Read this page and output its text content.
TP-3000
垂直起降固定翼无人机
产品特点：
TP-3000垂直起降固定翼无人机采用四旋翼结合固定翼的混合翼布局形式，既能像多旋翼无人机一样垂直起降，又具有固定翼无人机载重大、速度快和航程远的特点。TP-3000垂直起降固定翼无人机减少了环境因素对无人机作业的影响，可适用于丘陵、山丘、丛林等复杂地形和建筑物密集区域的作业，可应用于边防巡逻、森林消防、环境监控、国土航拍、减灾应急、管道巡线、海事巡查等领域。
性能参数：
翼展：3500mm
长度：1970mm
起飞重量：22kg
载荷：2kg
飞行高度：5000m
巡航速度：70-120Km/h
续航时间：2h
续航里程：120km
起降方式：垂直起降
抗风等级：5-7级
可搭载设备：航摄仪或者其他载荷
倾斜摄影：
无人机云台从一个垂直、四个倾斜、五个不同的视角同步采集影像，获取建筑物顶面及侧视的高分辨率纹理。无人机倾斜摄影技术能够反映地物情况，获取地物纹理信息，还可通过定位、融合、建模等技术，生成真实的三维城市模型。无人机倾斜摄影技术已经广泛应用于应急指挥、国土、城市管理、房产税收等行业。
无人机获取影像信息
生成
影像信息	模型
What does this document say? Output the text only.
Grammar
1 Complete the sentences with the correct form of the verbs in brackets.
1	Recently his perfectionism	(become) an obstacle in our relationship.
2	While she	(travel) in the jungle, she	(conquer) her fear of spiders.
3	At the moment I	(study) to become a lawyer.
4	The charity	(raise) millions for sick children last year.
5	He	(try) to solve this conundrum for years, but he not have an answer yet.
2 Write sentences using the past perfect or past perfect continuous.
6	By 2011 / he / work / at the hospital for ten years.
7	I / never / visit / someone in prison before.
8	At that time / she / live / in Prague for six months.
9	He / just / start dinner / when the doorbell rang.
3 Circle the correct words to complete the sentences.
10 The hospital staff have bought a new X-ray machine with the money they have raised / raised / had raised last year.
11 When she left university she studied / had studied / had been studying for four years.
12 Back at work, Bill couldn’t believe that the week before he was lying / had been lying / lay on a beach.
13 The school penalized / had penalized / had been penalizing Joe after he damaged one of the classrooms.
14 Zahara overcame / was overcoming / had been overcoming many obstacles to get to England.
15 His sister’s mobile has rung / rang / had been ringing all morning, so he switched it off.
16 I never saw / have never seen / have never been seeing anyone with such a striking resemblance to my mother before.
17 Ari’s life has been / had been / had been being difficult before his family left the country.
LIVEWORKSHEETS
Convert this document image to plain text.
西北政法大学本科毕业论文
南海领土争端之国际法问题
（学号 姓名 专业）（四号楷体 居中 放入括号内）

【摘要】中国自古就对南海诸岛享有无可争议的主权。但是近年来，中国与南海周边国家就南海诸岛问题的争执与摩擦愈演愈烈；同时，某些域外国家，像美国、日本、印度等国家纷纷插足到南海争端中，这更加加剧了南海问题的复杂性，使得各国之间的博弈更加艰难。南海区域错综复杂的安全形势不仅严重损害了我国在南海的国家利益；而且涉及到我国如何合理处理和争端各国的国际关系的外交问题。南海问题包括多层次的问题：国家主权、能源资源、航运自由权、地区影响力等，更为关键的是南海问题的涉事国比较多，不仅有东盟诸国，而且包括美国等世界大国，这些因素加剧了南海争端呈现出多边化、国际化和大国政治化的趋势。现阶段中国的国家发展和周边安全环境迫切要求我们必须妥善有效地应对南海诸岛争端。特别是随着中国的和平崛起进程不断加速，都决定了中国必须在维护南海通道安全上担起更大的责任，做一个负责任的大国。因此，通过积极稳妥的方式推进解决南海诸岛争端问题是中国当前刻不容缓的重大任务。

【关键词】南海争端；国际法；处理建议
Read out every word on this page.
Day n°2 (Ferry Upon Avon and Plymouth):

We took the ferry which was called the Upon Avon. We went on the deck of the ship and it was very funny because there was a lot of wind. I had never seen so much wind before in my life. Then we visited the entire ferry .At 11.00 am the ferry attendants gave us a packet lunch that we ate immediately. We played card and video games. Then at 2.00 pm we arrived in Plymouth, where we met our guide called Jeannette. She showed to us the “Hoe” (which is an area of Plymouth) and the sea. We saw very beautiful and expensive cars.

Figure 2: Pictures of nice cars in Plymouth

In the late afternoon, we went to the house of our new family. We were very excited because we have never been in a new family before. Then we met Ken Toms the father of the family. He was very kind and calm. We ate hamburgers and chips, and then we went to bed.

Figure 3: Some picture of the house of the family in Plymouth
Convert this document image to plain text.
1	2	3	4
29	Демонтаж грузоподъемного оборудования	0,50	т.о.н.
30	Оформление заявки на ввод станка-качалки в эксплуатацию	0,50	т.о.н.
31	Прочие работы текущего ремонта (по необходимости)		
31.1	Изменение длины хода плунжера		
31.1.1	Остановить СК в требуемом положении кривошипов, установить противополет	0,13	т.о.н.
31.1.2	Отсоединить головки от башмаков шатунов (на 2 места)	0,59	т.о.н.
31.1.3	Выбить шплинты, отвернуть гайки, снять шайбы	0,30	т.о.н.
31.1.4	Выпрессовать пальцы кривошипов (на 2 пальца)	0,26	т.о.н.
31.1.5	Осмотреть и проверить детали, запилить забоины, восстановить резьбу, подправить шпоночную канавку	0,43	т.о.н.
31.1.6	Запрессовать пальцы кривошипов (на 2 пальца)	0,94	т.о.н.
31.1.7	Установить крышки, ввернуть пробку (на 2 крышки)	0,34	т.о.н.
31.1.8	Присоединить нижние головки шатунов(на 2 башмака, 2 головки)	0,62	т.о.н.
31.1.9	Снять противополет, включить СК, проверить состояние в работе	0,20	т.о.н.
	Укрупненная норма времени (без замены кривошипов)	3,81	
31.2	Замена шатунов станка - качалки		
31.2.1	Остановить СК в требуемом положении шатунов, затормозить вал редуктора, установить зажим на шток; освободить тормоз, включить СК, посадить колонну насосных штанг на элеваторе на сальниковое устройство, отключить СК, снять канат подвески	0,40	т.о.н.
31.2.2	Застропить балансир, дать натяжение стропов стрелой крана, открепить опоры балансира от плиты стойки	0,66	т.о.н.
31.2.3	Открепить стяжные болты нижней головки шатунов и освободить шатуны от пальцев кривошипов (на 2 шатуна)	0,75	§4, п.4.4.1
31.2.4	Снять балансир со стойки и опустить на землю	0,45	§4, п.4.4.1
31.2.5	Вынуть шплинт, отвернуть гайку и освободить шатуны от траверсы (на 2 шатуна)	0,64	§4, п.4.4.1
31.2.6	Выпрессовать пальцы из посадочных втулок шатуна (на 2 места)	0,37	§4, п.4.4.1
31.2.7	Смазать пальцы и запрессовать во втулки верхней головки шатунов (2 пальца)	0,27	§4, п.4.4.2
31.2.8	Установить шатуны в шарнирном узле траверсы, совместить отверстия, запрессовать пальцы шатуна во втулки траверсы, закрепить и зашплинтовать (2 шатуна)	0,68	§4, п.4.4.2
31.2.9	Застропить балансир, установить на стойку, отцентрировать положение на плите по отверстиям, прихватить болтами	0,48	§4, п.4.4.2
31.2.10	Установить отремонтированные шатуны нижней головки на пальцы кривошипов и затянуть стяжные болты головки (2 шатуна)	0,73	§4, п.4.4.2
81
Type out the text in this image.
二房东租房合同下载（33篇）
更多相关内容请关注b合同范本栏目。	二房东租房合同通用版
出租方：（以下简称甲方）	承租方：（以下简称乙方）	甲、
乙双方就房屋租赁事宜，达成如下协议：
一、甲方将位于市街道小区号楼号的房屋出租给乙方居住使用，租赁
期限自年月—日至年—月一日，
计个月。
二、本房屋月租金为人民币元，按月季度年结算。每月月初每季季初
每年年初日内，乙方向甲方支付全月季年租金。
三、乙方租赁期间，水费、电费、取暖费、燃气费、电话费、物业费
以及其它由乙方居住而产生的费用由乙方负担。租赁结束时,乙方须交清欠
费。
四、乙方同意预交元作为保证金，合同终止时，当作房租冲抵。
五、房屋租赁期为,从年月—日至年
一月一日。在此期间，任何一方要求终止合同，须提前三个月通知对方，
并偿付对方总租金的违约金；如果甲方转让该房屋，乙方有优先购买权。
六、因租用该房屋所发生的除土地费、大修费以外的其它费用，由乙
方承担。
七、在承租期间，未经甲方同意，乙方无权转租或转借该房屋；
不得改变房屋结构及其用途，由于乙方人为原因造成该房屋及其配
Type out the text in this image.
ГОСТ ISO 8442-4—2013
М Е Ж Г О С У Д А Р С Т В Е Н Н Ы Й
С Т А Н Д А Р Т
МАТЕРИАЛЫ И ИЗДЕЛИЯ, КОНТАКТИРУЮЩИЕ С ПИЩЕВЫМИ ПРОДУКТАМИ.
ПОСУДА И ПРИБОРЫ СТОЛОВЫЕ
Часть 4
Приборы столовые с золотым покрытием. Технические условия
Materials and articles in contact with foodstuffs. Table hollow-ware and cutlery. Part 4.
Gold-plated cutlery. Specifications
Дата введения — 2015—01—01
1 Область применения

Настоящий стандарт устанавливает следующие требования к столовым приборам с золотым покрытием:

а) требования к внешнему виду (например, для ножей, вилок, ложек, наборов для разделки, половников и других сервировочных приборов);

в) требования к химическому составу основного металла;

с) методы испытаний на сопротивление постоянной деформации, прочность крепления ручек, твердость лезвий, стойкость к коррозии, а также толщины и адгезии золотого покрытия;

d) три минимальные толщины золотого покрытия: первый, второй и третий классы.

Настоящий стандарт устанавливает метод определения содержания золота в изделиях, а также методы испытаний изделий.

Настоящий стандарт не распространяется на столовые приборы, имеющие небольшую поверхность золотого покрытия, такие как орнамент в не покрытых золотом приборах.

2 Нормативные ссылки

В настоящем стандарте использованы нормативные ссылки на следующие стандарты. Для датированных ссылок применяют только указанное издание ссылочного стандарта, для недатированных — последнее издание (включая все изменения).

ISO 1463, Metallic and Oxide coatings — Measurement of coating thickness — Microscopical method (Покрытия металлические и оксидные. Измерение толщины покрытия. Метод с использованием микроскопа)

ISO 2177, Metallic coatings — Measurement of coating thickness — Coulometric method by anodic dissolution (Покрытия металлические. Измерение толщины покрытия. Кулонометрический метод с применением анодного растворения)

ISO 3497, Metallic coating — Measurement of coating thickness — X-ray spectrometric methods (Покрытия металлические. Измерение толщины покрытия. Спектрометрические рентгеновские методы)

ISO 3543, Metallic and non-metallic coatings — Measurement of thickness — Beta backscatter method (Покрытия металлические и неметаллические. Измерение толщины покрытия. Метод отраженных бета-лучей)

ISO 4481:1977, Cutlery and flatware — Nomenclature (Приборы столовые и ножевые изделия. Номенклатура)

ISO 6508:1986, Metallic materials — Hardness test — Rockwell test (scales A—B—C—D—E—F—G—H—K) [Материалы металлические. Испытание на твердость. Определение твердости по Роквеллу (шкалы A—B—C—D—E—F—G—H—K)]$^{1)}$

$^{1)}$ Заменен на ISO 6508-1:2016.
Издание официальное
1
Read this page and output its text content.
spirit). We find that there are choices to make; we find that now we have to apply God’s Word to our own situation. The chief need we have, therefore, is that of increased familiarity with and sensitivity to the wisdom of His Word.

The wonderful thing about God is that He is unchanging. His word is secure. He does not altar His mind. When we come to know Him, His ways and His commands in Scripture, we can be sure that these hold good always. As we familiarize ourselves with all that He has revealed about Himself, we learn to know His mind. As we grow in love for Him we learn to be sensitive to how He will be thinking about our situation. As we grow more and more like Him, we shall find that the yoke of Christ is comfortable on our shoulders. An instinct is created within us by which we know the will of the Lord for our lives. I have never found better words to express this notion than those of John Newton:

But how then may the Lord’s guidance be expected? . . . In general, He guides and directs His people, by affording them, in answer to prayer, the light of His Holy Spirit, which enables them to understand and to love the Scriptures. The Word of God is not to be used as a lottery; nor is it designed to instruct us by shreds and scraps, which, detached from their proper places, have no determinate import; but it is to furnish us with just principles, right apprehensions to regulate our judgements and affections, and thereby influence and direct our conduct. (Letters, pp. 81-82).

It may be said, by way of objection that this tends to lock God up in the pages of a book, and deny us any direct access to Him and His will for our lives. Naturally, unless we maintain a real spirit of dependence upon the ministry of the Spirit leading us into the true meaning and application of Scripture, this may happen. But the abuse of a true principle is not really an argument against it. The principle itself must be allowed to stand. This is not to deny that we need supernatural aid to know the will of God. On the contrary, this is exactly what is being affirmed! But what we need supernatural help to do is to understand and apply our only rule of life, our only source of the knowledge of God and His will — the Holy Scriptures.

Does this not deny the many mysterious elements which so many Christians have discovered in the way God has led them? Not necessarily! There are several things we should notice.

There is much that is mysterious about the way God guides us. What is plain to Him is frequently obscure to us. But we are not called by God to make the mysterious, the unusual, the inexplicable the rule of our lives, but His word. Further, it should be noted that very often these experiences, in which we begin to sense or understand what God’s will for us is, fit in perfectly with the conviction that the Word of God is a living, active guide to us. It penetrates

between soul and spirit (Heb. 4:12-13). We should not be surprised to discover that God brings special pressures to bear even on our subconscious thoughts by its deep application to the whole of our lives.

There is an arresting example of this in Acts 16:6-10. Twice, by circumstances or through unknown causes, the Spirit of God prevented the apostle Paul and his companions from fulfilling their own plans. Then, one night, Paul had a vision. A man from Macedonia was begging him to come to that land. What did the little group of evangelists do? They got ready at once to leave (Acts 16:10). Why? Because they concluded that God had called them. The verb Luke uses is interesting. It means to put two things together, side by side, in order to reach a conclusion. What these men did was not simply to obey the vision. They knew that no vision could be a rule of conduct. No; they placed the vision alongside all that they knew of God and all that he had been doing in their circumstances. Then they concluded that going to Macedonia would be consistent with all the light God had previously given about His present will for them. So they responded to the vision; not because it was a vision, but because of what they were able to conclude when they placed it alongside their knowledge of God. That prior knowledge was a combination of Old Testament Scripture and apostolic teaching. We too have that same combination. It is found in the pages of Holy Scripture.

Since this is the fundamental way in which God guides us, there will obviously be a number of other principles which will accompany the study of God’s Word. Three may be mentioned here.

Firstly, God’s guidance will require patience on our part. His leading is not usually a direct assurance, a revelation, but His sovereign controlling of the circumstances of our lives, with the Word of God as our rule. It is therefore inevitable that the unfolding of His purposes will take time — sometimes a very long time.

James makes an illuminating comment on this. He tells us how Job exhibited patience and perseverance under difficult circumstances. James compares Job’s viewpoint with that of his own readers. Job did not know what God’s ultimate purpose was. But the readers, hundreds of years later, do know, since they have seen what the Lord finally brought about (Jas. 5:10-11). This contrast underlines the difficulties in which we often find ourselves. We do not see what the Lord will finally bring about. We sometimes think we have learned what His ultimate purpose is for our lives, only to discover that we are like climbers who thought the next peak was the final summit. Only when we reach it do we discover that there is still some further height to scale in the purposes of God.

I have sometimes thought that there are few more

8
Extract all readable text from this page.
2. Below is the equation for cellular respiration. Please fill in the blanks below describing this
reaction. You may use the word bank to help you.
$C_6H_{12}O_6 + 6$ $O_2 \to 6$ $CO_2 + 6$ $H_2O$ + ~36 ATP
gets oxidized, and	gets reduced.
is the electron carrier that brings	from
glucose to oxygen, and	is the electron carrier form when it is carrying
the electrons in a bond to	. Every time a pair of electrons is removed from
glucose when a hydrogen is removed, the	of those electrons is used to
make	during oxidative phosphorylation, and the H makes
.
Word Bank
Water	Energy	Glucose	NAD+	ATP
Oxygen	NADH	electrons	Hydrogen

--------

* TASK GOAL: Say how many lines of the data hold the string "Остановить". Reply with the number alone.

* OUTPUT FOR THIS EXERCISE: 2